## Task to carry out
Copy every line that holds "this".

## Supplied data
━━━━━━━━
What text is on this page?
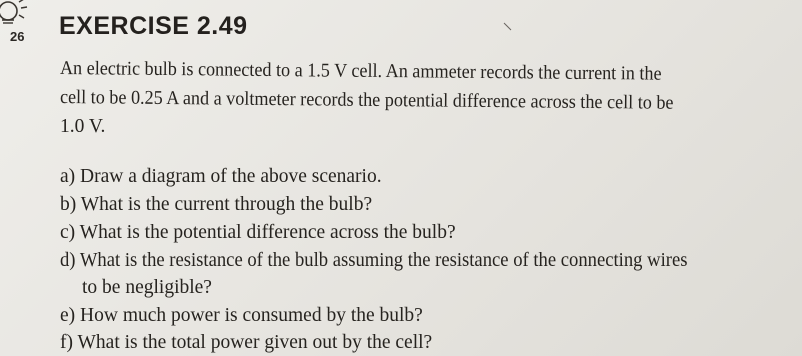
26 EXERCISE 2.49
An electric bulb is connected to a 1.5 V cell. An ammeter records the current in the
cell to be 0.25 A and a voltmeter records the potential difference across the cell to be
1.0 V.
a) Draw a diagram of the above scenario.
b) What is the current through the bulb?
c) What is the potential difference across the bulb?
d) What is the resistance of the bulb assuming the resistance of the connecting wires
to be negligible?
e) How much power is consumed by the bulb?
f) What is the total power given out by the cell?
━━━━━━━━
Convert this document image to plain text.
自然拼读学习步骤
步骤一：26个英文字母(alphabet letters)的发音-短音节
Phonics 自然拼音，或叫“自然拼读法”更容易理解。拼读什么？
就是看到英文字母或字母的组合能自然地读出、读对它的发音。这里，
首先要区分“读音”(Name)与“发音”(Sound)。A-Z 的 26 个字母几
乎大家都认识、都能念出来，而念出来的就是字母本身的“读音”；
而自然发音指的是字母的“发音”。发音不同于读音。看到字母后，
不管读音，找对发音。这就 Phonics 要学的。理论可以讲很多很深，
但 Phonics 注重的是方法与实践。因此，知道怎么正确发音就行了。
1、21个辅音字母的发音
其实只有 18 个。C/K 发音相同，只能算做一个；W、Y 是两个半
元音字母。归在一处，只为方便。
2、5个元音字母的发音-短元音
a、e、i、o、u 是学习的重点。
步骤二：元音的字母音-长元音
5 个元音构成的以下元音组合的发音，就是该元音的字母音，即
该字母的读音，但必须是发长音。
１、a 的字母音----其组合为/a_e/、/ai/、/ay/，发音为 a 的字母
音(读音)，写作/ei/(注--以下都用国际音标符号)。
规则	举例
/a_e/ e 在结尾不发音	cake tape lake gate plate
━━━━━━━━
## Solution to the problem
What text is on this page?
Convert this document image to plain text.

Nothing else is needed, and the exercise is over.